Exercise ->
Copy only the lines from the one containing "Give me a plain-text" through the final line of the records below, exactly as written, with no pictures.

Records provided ->

>>

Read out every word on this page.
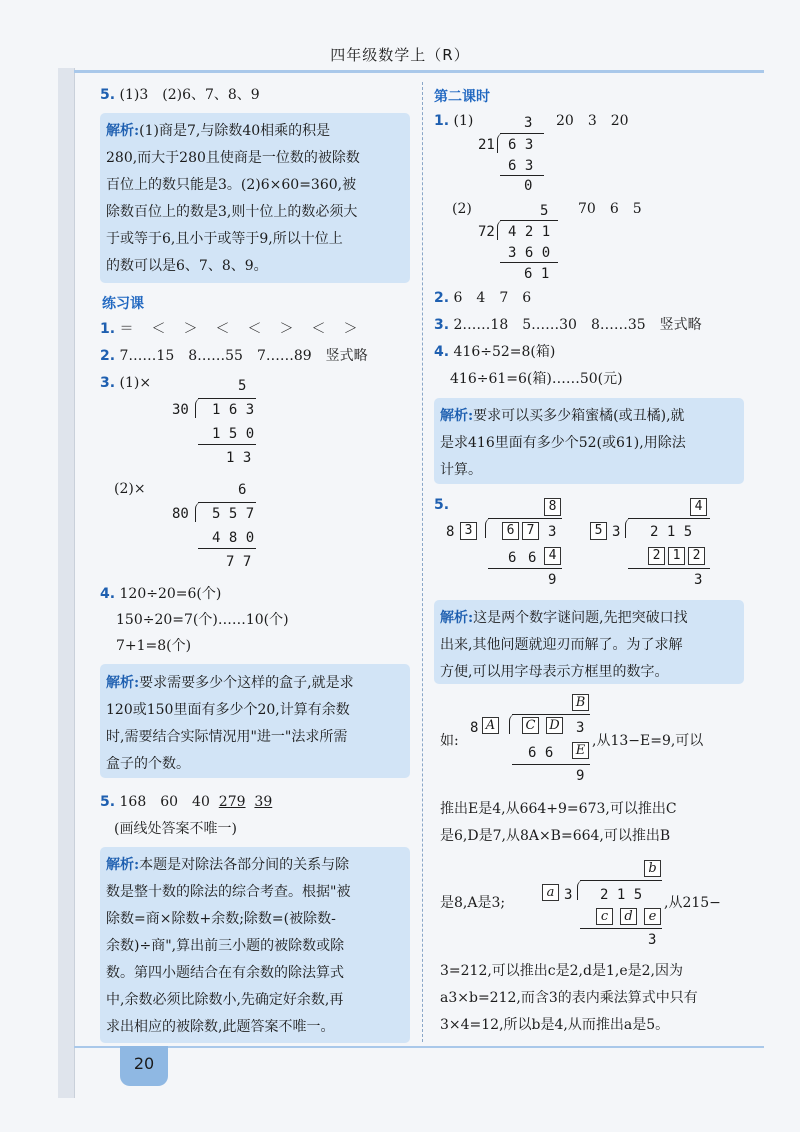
四年级数学上（R）
5. (1)3　(2)6、7、8、9
解析:(1)商是7,与除数40相乘的积是
280,而大于280且使商是一位数的被除数
百位上的数只能是3。(2)6×60=360,被
除数百位上的数是3,则十位上的数必须大
于或等于6,且小于或等于9,所以十位上
的数可以是6、7、8、9。
练习课
1. ＝　＜　＞　＜　＜　＞　＜　＞
2. 7……15　8……55　7……89　竖式略
3. (1)×	5
30 1 6 3
1 5 0
1 3
(2)×	6
80 5 5 7
4 8 0
7 7
4. 120÷20=6(个)
150÷20=7(个)……10(个)
7+1=8(个)
解析:要求需要多少个这样的盒子,就是求
120或150里面有多少个20,计算有余数
时,需要结合实际情况用"进一"法求所需
盒子的个数。
5. 168　60　40 279 39
(画线处答案不唯一)
解析:本题是对除法各部分间的关系与除
数是整十数的除法的综合考查。根据"被
除数=商×除数+余数;除数=(被除数-
余数)÷商",算出前三小题的被除数或除
数。第四小题结合在有余数的除法算式
中,余数必须比除数小,先确定好余数,再
求出相应的被除数,此题答案不唯一。
第二课时
1. (1)	3 20　3　20
21 6 3
6 3
0
(2)	5 70　6　5
72 4 2 1
3 6 0
6 1
2. 6　4　7　6
3. 2……18　5……30　8……35　竖式略
4. 416÷52=8(箱)
416÷61=6(箱)……50(元)
解析:要求可以买多少箱蜜橘(或丑橘),就
是求416里面有多少个52(或61),用除法
计算。
5.	8
8 3	6 7 3
6 6 4
9
4
5 3 2 1 5
2 1 2
3
解析:这是两个数字谜问题,先把突破口找
出来,其他问题就迎刃而解了。为了求解
方便,可以用字母表示方框里的数字。
如:
B
8 A C D 3
6 6 E
9
,从13−E=9,可以
推出E是4,从664+9=673,可以推出C
是6,D是7,从8A×B=664,可以推出B
是8,A是3;
b
a 3 2 1 5
c	d	e
3
,从215−
3=212,可以推出c是2,d是1,e是2,因为
a3×b=212,而含3的表内乘法算式中只有
3×4=12,所以b是4,从而推出a是5。
20
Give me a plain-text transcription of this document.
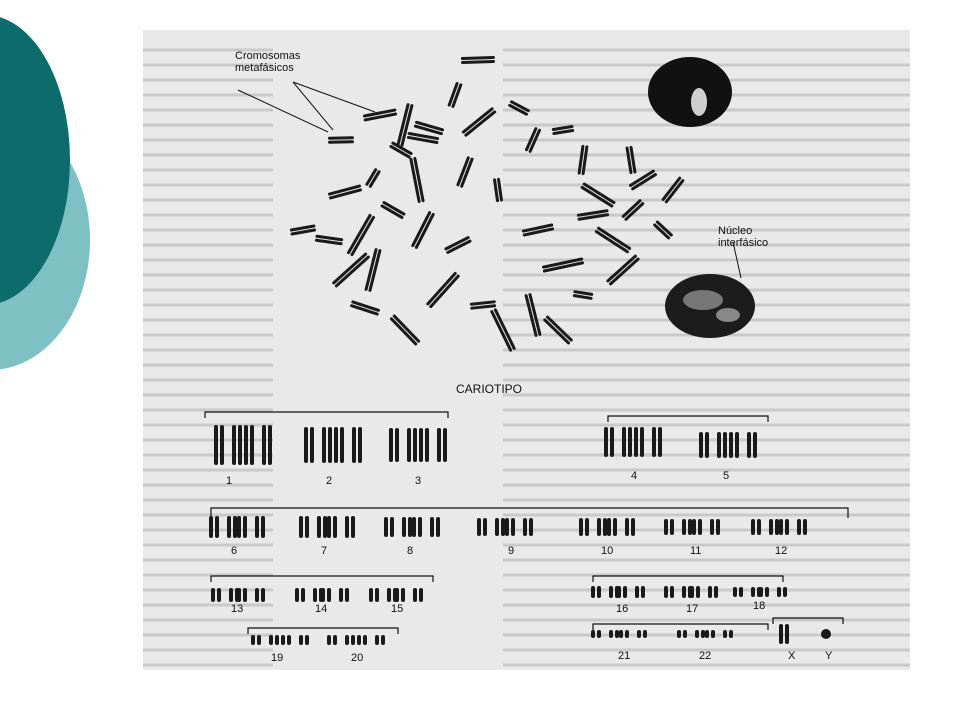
Cromosomas
metafásicos
Núcleo
interfásico
CARIOTIPO
1	2	3	4	5
6	7	8	9	10	11	12
13	14	15	16	17	18
19	20	21	22	X	Y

<<

Solution for this task ->
Give me a plain-text transcription of this document.
Cromosomas
metafásicos
Núcleo
interfásico
CARIOTIPO
1	2	3	4	5
6	7	8	9	10	11	12
13	14	15	16	17	18
19	20	21	22	X	Y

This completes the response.